■ **Stored rows**
-----
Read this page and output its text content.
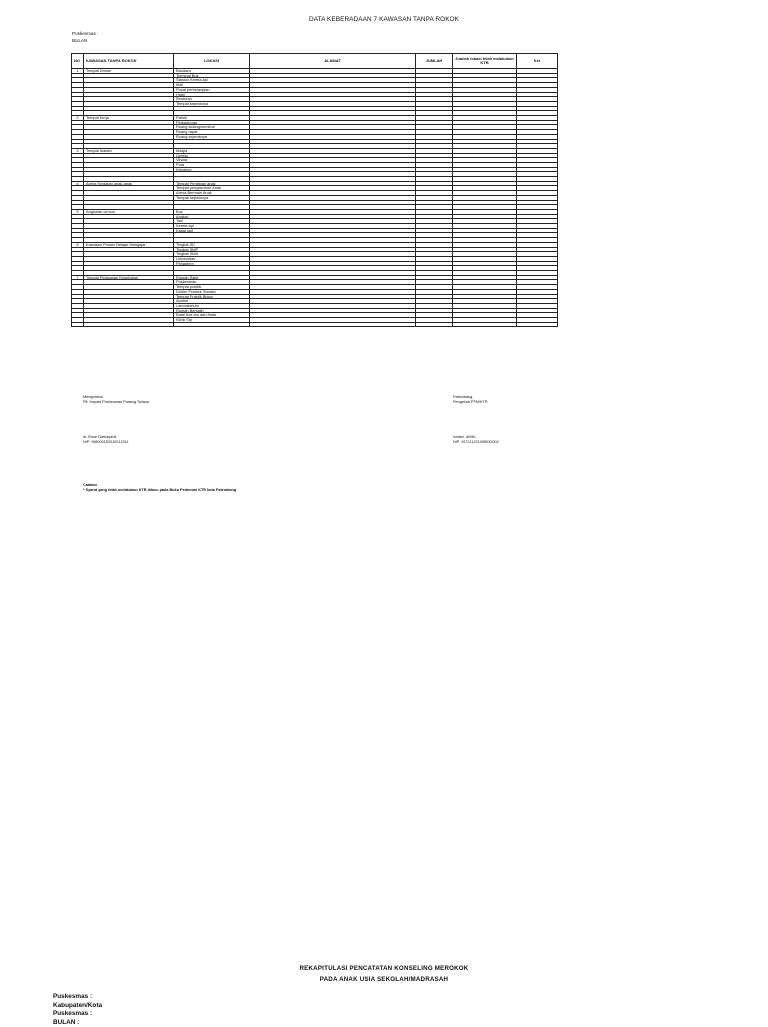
DATA KEBERADAAN 7 KAWASAN TANPA ROKOK
Puskesmas :
BULAN
NO	KAWASAN TANPA ROKOK	LOKASI	ALAMAT	JUMLAH	Jumlah lokasi telah melakukan KTR	Ket
1	Tempat Umum	Bandara				
		Terminal Bus				
		Stasiun Kereta Api				
		Mall				
		Pusat perbelanjaan				
		Hotel				
		Restoran				
		Tempat sejenisnya				

2	Tempat Kerja	Pabrik				
		Perkantoran				
		Ruang sidang/seminar				
		Ruang rapat				
		Ruang sejenisnya				

3	Tempat Ibadah	Masjid				
		Gereja				
		Vihara				
		Pura				
		Klenteng				

4	Arena Kegiatan anak-anak	Tempat Penitipan anak				
		Tempat pengasuhan Anak				
		Arena Bermain Anak				
		Tempat sejenisnya				

5	Angkutan Umum	Bus				
		Angkot				
		Taxi				
		Kereta Api				
		Kapal laut				

6	Kawasan Proses Belajar Mengajar	Tingkat SD				
		Tingkat SMP				
		Tingkat SMA				
		Universitas				
		Pesantren				

7	Tempat Pelayanan Kesehatan	Rumah Sakit				
		Puskesmas				
		Tempat praktik				
		Dokter Praktek Swasta				
		Tempat Praktik Bidan				
		Apotek				
		Laboratorium				
		Rumah Bersalin				
		Balai Kes Ibu dan Anak				
		Klinik Sip				

Mengetahui,
Plt. Kepala Puskesmas Padang Selasa
dr. Rose Damayanti
NIP. 198009152010012011
Palembang,
Pengelola PTM/KTR
Isnaini, AMKL
NIP. 197211221998032002
Catatan
* Syarat yang telah melakukan KTR dilacu pada Buku Pedoman KTR kota Palembang
REKAPITULASI PENCATATAN KONSELING MEROKOK
PADA ANAK USIA SEKOLAH/MADRASAH
Puskesmas :
Kabupaten/Kota
Puskesmas :
BULAN :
-----
From the entries above, pull out each line that includes "Umum".

■ **Task answer**
1	Tempat Umum	Bandara				
5	Angkutan Umum	Bus				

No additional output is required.